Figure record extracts

________________

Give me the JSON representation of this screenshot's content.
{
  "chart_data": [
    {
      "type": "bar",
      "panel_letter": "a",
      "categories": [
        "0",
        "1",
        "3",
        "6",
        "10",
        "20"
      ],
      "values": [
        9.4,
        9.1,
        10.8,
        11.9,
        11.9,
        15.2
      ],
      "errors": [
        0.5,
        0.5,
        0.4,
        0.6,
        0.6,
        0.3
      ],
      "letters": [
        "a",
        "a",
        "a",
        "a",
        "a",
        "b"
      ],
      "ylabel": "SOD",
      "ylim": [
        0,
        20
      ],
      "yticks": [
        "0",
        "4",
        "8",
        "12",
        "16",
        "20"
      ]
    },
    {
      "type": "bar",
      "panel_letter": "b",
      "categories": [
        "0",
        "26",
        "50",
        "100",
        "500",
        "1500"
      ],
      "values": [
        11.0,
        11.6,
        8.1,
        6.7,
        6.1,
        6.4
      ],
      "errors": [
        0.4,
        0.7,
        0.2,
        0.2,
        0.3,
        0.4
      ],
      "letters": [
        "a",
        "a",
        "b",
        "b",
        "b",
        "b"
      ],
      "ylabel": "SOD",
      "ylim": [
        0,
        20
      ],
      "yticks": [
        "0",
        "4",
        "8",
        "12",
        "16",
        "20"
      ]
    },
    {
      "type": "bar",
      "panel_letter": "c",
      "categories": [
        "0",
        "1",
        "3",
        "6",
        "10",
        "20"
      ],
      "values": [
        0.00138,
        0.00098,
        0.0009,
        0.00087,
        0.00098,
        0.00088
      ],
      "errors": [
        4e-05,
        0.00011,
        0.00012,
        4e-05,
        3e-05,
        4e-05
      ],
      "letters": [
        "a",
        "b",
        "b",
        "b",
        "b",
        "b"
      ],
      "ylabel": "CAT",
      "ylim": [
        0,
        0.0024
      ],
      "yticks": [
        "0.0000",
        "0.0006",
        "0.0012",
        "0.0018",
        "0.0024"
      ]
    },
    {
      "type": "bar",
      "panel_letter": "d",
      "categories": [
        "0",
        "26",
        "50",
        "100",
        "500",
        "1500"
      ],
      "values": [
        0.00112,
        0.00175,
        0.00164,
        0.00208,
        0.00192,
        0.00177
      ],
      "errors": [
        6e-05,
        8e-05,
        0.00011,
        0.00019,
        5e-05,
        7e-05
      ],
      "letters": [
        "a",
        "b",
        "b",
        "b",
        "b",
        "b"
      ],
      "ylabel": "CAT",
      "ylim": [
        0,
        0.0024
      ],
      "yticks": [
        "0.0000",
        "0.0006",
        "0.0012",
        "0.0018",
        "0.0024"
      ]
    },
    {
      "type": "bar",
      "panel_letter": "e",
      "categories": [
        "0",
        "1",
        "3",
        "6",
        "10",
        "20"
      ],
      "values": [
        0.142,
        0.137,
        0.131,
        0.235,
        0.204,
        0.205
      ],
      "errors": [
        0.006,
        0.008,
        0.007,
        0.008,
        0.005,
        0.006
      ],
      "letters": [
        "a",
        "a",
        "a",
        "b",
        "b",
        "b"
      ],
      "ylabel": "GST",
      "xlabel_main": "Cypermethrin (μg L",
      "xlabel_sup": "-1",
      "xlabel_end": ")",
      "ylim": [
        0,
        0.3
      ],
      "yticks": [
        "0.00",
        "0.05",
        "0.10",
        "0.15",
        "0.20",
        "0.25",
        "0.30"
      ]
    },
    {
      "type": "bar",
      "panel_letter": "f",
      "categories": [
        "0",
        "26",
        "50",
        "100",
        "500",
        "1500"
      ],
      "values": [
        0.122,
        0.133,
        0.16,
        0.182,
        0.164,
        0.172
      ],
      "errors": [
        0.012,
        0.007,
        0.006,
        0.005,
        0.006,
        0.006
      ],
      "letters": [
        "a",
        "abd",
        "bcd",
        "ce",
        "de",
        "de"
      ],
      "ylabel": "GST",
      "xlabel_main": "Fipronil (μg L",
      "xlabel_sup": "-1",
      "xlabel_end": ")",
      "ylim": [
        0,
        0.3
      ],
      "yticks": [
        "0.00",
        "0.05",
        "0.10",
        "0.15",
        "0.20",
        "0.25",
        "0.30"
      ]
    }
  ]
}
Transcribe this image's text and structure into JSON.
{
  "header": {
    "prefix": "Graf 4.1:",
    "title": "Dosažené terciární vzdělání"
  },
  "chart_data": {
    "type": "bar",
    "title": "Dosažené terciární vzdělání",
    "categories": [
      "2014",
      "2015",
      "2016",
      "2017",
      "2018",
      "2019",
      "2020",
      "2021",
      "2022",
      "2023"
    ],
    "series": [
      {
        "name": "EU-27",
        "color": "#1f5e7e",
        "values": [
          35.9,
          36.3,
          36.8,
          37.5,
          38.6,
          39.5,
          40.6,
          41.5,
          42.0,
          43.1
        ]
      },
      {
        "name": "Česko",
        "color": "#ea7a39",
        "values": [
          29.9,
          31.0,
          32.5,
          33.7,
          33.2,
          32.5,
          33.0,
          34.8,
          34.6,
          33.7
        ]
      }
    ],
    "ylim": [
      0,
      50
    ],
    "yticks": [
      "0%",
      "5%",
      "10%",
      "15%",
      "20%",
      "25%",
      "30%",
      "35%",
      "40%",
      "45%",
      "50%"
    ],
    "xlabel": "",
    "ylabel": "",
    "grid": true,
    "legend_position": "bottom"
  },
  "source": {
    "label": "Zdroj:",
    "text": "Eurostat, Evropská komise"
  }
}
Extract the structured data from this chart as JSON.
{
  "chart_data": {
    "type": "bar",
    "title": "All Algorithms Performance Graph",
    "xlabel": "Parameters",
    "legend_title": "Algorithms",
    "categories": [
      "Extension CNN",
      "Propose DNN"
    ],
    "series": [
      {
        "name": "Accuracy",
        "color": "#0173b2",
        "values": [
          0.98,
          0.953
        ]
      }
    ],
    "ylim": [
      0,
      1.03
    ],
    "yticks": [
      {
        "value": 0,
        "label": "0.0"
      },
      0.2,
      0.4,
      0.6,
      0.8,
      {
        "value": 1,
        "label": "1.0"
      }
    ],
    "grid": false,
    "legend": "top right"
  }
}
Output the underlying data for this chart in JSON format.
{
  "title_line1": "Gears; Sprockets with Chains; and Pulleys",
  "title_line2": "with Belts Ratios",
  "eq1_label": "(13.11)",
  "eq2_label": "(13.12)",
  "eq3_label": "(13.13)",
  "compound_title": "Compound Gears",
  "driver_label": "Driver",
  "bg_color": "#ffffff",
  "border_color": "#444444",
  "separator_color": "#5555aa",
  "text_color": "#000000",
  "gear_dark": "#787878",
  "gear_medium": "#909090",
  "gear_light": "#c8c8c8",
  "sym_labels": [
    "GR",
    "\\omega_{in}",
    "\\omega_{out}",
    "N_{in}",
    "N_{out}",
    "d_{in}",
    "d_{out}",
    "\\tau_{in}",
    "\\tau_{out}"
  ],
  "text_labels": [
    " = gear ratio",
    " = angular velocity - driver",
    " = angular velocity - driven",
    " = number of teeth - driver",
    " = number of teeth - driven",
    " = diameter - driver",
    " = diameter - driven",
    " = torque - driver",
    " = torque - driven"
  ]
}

________________

▸ Task instructions
Pull out each line of the entries that contains "this".

▸ Expected answer
Give me the JSON representation of this screenshot's content.
Transcribe this image's text and structure into JSON.
Extract the structured data from this chart as JSON.
Output the underlying data for this chart in JSON format.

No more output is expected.